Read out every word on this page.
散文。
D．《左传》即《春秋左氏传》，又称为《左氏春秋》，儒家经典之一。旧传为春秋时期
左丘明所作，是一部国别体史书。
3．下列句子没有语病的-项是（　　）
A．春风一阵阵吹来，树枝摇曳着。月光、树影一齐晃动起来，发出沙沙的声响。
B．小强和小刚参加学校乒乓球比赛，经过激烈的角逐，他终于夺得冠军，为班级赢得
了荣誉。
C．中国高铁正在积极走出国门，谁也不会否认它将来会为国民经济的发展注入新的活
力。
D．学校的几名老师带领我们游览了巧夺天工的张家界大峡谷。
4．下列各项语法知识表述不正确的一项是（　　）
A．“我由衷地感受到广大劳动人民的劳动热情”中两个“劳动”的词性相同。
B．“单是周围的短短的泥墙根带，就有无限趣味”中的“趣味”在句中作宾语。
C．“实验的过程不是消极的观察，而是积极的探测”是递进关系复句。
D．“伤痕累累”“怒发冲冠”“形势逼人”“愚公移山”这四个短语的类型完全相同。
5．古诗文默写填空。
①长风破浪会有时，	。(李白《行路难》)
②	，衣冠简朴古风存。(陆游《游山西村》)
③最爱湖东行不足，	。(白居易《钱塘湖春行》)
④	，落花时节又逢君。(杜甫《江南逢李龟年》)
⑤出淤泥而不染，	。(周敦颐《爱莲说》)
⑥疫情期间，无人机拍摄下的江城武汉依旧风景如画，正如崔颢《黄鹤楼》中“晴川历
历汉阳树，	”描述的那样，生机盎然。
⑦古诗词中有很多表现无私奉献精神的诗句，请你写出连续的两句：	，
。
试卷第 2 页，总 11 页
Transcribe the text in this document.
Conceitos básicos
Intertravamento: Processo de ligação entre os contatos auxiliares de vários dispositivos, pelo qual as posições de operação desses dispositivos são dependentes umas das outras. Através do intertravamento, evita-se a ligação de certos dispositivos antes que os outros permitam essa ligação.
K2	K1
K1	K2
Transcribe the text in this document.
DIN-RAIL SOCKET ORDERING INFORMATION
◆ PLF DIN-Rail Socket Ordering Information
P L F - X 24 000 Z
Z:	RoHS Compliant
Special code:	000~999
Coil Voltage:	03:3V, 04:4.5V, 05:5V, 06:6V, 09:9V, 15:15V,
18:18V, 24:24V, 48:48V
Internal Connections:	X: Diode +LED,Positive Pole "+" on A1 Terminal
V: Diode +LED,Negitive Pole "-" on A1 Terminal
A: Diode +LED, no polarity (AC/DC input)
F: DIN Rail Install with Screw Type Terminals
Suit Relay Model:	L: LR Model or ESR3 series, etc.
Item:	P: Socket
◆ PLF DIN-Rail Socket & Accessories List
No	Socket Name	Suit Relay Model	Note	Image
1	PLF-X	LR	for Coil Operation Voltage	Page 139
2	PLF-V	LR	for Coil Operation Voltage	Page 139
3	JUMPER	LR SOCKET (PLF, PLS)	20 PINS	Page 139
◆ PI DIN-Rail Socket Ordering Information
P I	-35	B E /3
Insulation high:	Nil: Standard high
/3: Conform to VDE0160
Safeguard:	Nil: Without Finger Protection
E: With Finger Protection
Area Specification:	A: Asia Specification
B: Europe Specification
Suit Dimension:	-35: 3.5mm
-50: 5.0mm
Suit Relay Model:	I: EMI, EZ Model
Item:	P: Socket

============

_TASK GOAL_
Write out every record verbatim.

_RESPONSE TO THIS TASK_
Read out every word on this page.
散文。
D．《左传》即《春秋左氏传》，又称为《左氏春秋》，儒家经典之一。旧传为春秋时期
左丘明所作，是一部国别体史书。
3．下列句子没有语病的-项是（　　）
A．春风一阵阵吹来，树枝摇曳着。月光、树影一齐晃动起来，发出沙沙的声响。
B．小强和小刚参加学校乒乓球比赛，经过激烈的角逐，他终于夺得冠军，为班级赢得
了荣誉。
C．中国高铁正在积极走出国门，谁也不会否认它将来会为国民经济的发展注入新的活
力。
D．学校的几名老师带领我们游览了巧夺天工的张家界大峡谷。
4．下列各项语法知识表述不正确的一项是（　　）
A．“我由衷地感受到广大劳动人民的劳动热情”中两个“劳动”的词性相同。
B．“单是周围的短短的泥墙根带，就有无限趣味”中的“趣味”在句中作宾语。
C．“实验的过程不是消极的观察，而是积极的探测”是递进关系复句。
D．“伤痕累累”“怒发冲冠”“形势逼人”“愚公移山”这四个短语的类型完全相同。
5．古诗文默写填空。
①长风破浪会有时，	。(李白《行路难》)
②	，衣冠简朴古风存。(陆游《游山西村》)
③最爱湖东行不足，	。(白居易《钱塘湖春行》)
④	，落花时节又逢君。(杜甫《江南逢李龟年》)
⑤出淤泥而不染，	。(周敦颐《爱莲说》)
⑥疫情期间，无人机拍摄下的江城武汉依旧风景如画，正如崔颢《黄鹤楼》中“晴川历
历汉阳树，	”描述的那样，生机盎然。
⑦古诗词中有很多表现无私奉献精神的诗句，请你写出连续的两句：	，
。
试卷第 2 页，总 11 页
Transcribe the text in this document.
Conceitos básicos
Intertravamento: Processo de ligação entre os contatos auxiliares de vários dispositivos, pelo qual as posições de operação desses dispositivos são dependentes umas das outras. Através do intertravamento, evita-se a ligação de certos dispositivos antes que os outros permitam essa ligação.
K2	K1
K1	K2
Transcribe the text in this document.
DIN-RAIL SOCKET ORDERING INFORMATION
◆ PLF DIN-Rail Socket Ordering Information
P L F - X 24 000 Z
Z:	RoHS Compliant
Special code:	000~999
Coil Voltage:	03:3V, 04:4.5V, 05:5V, 06:6V, 09:9V, 15:15V,
18:18V, 24:24V, 48:48V
Internal Connections:	X: Diode +LED,Positive Pole "+" on A1 Terminal
V: Diode +LED,Negitive Pole "-" on A1 Terminal
A: Diode +LED, no polarity (AC/DC input)
F: DIN Rail Install with Screw Type Terminals
Suit Relay Model:	L: LR Model or ESR3 series, etc.
Item:	P: Socket
◆ PLF DIN-Rail Socket & Accessories List
No	Socket Name	Suit Relay Model	Note	Image
1	PLF-X	LR	for Coil Operation Voltage	Page 139
2	PLF-V	LR	for Coil Operation Voltage	Page 139
3	JUMPER	LR SOCKET (PLF, PLS)	20 PINS	Page 139
◆ PI DIN-Rail Socket Ordering Information
P I	-35	B E /3
Insulation high:	Nil: Standard high
/3: Conform to VDE0160
Safeguard:	Nil: Without Finger Protection
E: With Finger Protection
Area Specification:	A: Asia Specification
B: Europe Specification
Suit Dimension:	-35: 3.5mm
-50: 5.0mm
Suit Relay Model:	I: EMI, EZ Model
Item:	P: Socket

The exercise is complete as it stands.